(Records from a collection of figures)
------------------------------------
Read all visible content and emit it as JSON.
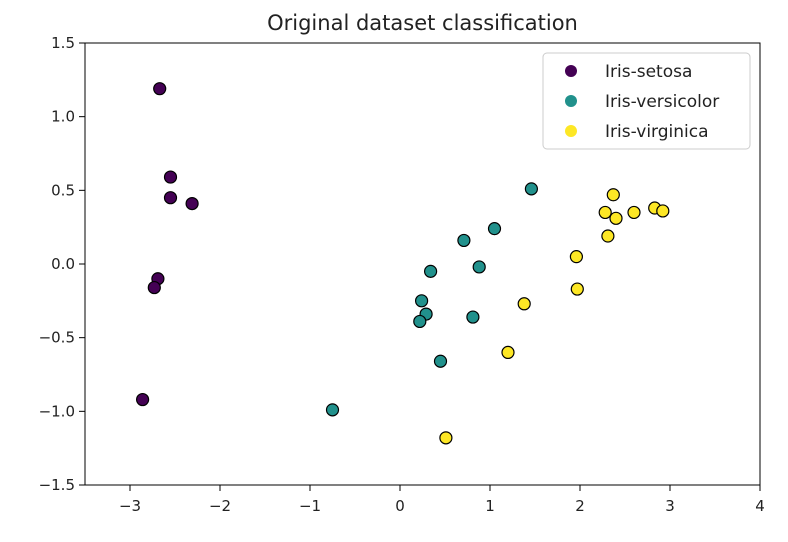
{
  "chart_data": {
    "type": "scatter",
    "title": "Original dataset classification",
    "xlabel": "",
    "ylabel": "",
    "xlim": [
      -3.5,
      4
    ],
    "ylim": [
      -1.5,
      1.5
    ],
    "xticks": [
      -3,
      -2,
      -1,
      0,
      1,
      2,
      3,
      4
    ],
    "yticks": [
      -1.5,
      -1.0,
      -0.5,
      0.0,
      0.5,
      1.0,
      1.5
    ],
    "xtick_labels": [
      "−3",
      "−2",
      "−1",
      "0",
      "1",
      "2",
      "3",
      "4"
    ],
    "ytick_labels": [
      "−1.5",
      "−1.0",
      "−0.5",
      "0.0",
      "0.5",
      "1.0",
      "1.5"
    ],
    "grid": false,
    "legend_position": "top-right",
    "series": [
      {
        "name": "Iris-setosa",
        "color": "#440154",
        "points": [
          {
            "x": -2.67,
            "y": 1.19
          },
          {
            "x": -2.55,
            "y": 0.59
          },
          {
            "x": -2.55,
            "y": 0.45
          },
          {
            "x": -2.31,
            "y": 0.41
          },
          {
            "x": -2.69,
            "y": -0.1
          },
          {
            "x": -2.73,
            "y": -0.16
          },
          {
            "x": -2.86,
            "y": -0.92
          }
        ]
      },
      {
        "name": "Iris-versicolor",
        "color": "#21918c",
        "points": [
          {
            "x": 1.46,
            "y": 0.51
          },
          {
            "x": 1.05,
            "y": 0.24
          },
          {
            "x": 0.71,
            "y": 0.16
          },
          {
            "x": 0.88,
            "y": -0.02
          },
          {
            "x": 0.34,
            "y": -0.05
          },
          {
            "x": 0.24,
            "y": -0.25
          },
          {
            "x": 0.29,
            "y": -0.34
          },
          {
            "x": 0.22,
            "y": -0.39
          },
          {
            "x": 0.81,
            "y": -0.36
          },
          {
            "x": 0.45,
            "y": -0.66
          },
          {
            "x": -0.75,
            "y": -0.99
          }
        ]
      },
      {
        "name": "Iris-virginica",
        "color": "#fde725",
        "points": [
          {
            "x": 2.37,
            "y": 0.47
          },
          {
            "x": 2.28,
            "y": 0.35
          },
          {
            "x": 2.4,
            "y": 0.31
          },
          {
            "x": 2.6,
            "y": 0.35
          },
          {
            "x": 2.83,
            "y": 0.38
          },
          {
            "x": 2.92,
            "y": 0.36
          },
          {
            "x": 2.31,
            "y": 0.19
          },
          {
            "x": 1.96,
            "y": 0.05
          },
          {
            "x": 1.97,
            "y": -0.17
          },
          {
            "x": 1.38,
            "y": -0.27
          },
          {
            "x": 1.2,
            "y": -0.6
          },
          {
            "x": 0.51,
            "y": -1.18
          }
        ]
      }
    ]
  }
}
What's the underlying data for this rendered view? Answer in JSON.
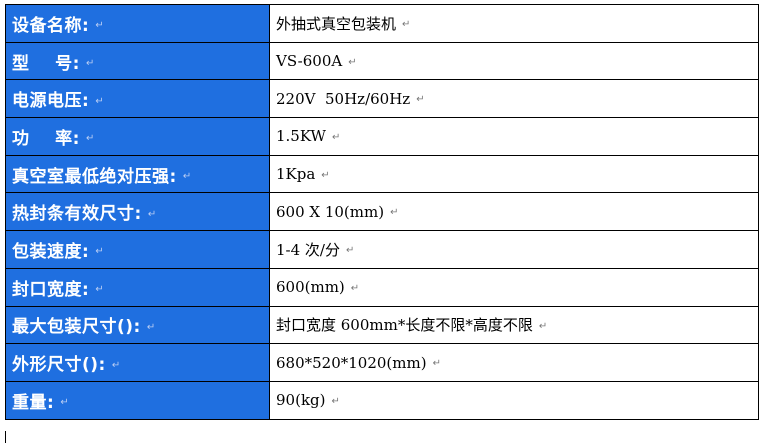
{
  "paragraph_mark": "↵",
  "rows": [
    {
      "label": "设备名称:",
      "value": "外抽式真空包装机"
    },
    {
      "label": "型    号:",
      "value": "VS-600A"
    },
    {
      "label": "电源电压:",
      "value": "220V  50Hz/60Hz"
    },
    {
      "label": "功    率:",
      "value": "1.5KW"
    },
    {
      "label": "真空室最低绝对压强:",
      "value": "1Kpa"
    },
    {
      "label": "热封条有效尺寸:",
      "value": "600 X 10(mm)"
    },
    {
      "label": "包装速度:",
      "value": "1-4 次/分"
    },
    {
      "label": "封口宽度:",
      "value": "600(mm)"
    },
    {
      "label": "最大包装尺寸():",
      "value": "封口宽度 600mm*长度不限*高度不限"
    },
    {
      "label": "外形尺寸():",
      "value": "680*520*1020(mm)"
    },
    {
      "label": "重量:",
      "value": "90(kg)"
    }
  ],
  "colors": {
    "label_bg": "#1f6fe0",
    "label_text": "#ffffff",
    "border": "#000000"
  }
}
------------------------------------
**PROBLEM STATEMENT**
Return a copy of every line that includes the word "name".

**SOLUTION FOR THIS EXERCISE**
        "name": "Iris-setosa",
        "name": "Iris-versicolor",
        "name": "Iris-virginica",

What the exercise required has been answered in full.